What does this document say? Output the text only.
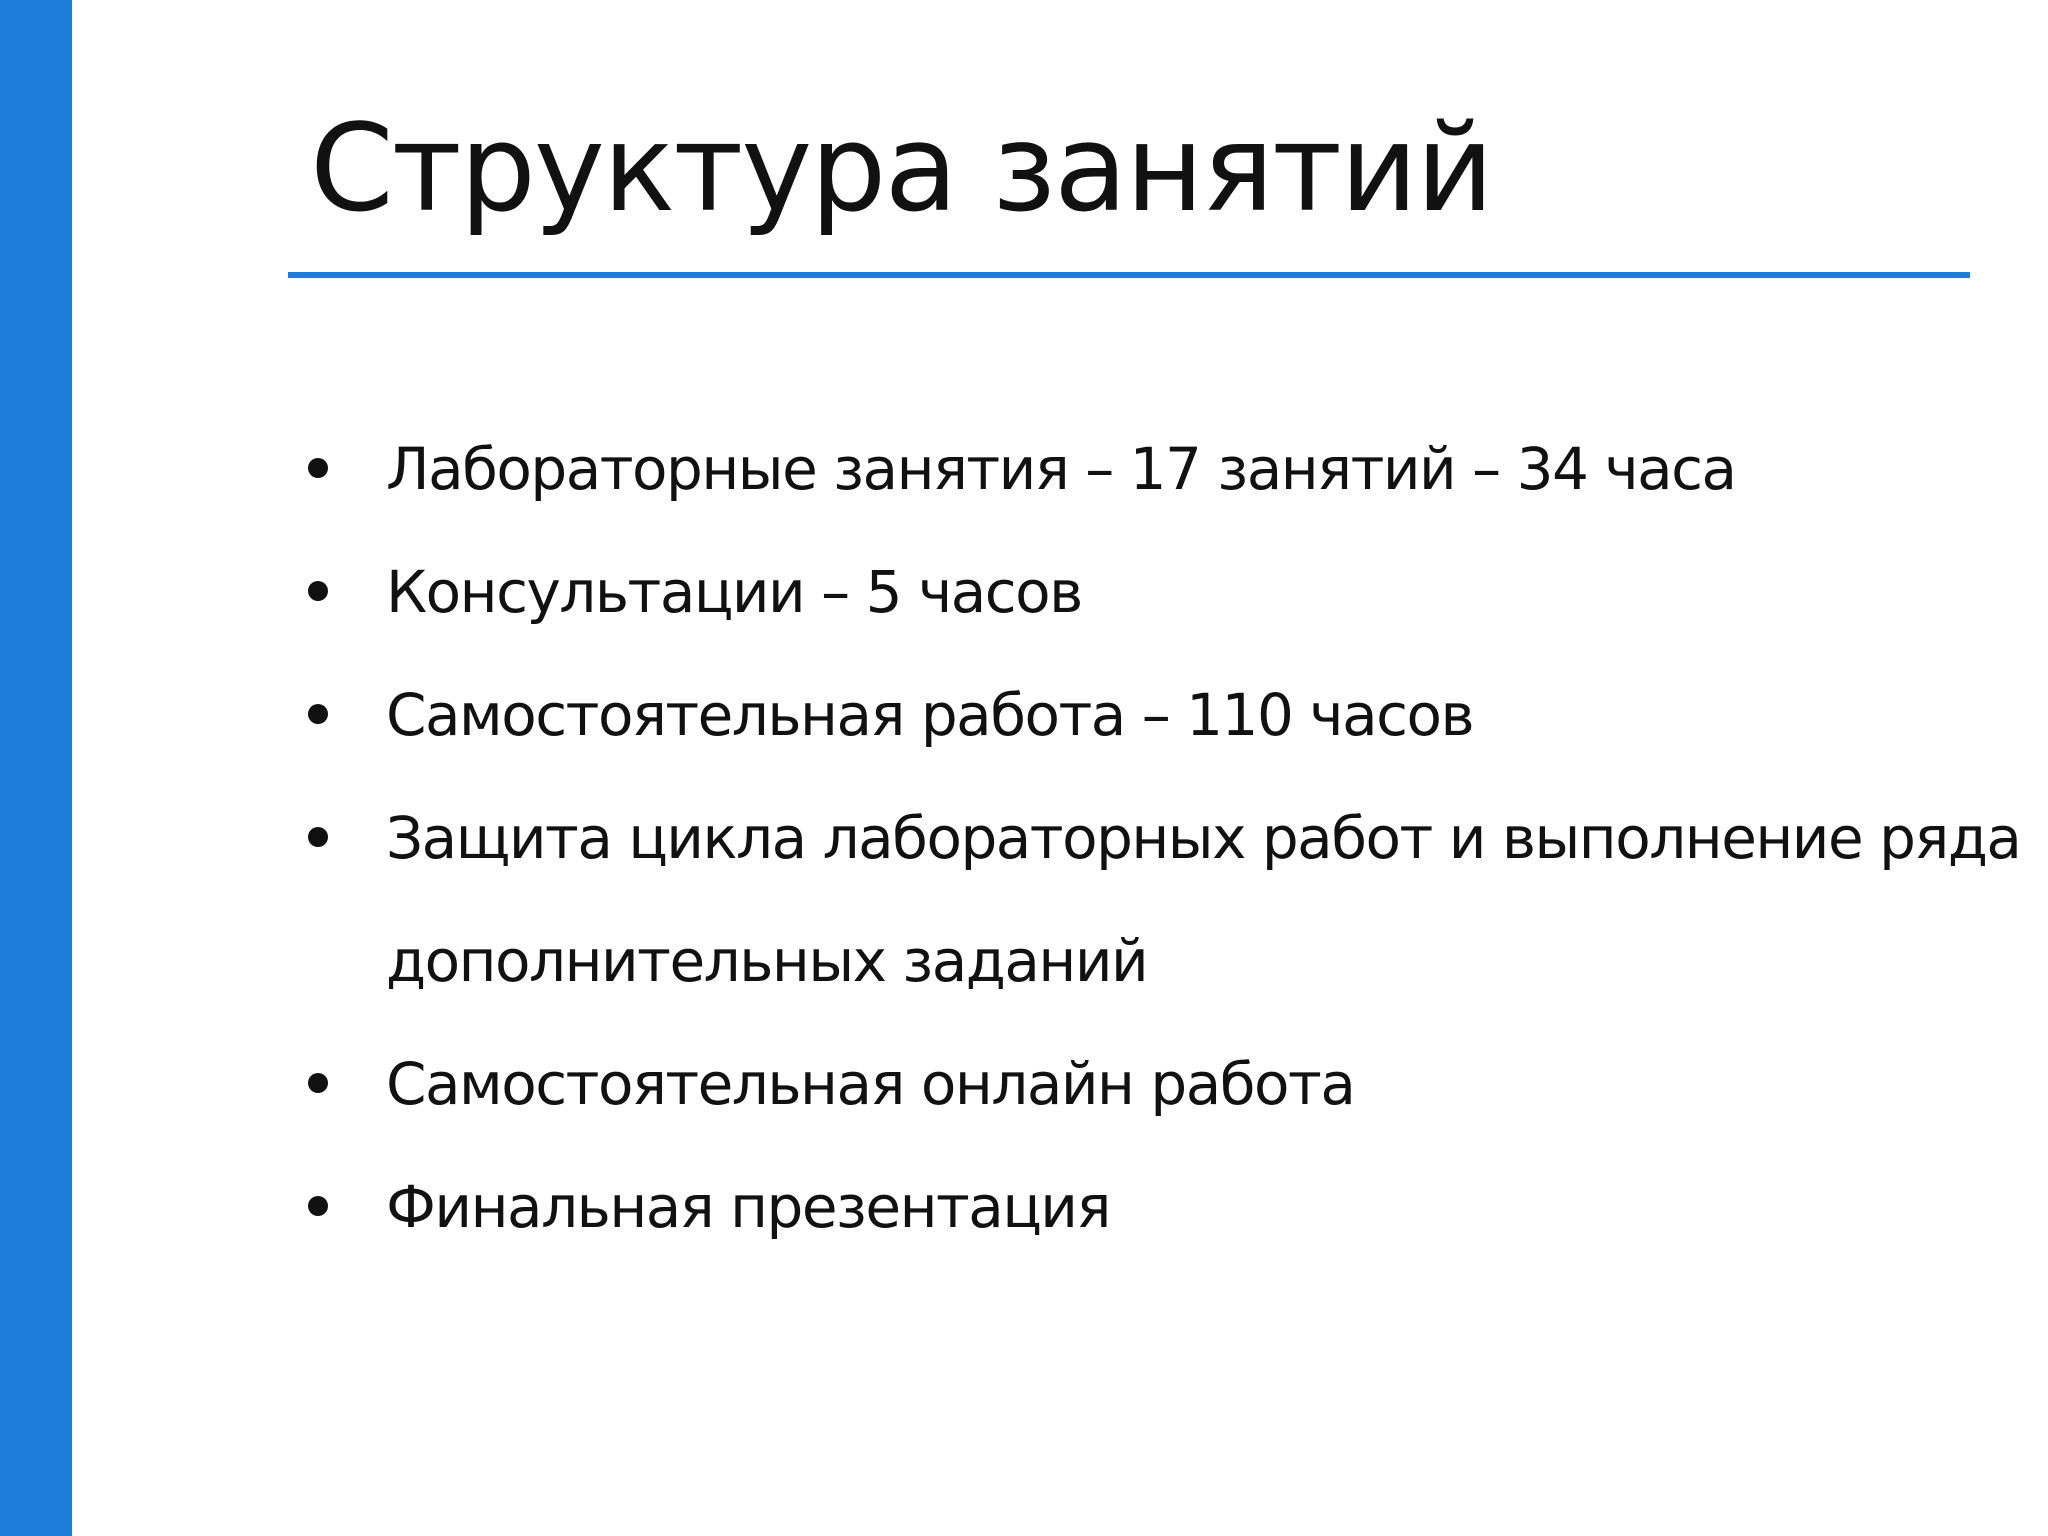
Структура занятий
Лабораторные занятия – 17 занятий – 34 часа
Консультации – 5 часов
Самостоятельная работа – 110 часов
Защита цикла лабораторных работ и выполнение ряда
дополнительных заданий
Самостоятельная онлайн работа
Финальная презентация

============================================================

TASK REQUIREMENTS:
Exclude all images and restate the records above word for word.

EXERCISE ANSWER:
What does this document say? Output the text only.
Структура занятий
Лабораторные занятия – 17 занятий – 34 часа
Консультации – 5 часов
Самостоятельная работа – 110 часов
Защита цикла лабораторных работ и выполнение ряда
дополнительных заданий
Самостоятельная онлайн работа
Финальная презентация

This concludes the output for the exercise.